Written task:
Your task is to repeat the entries underneath exactly, minus the pictures.

Given information:
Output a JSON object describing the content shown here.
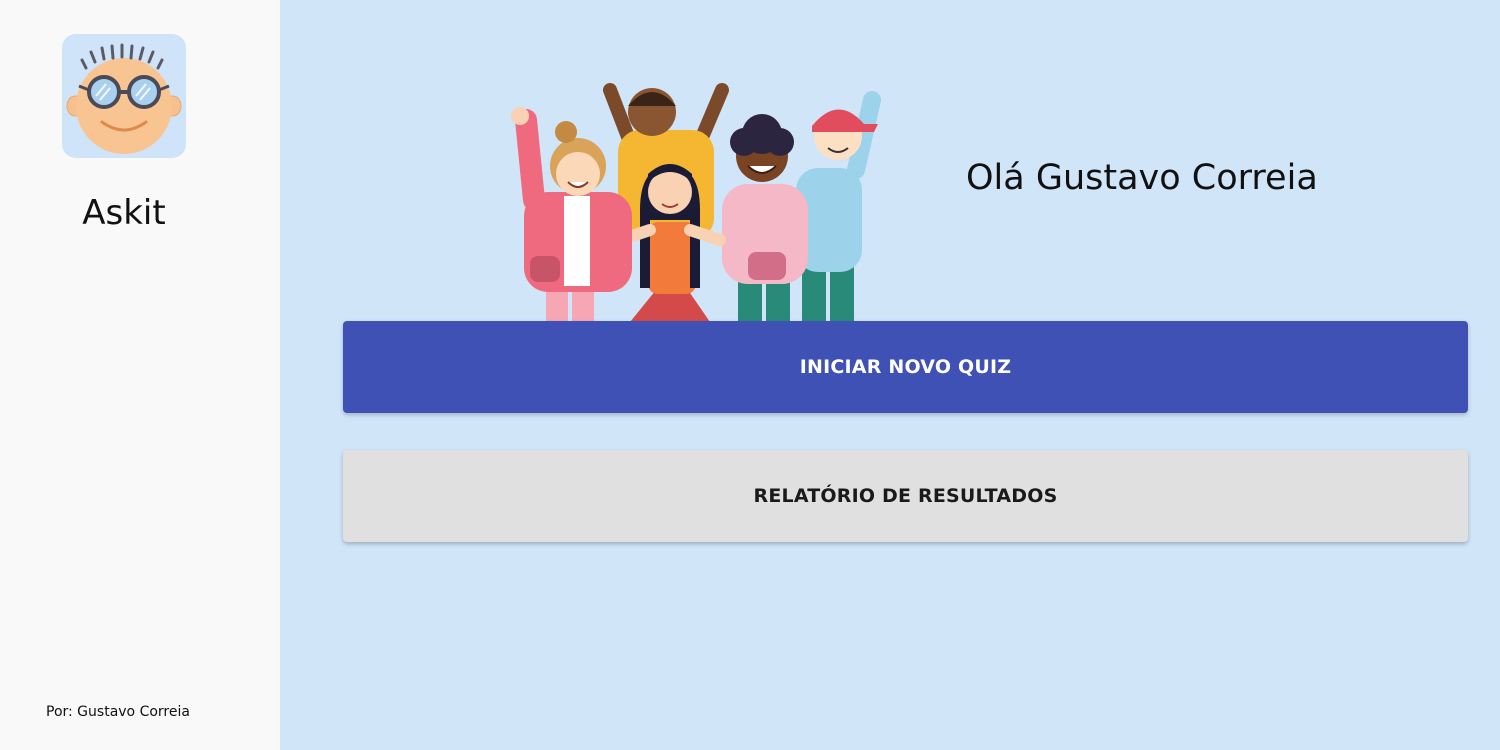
{
  "sidebar": {
    "app_name": "Askit",
    "author": "Por: Gustavo Correia",
    "logo_icon": "smiling-face-with-glasses-icon"
  },
  "main": {
    "greeting": "Olá Gustavo Correia",
    "hero_icon": "group-of-happy-kids-illustration",
    "start_quiz_label": "INICIAR NOVO QUIZ",
    "results_report_label": "RELATÓRIO DE RESULTADOS"
  },
  "colors": {
    "sidebar_bg": "#f9f9f9",
    "main_bg": "#d1e5f9",
    "primary_button": "#3f51b5",
    "secondary_button": "#e0e0e0"
  }
}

Finished task:
Output a JSON object describing the content shown here.
{
  "sidebar": {
    "app_name": "Askit",
    "author": "Por: Gustavo Correia",
    "logo_icon": "smiling-face-with-glasses-icon"
  },
  "main": {
    "greeting": "Olá Gustavo Correia",
    "hero_icon": "group-of-happy-kids-illustration",
    "start_quiz_label": "INICIAR NOVO QUIZ",
    "results_report_label": "RELATÓRIO DE RESULTADOS"
  },
  "colors": {
    "sidebar_bg": "#f9f9f9",
    "main_bg": "#d1e5f9",
    "primary_button": "#3f51b5",
    "secondary_button": "#e0e0e0"
  }
}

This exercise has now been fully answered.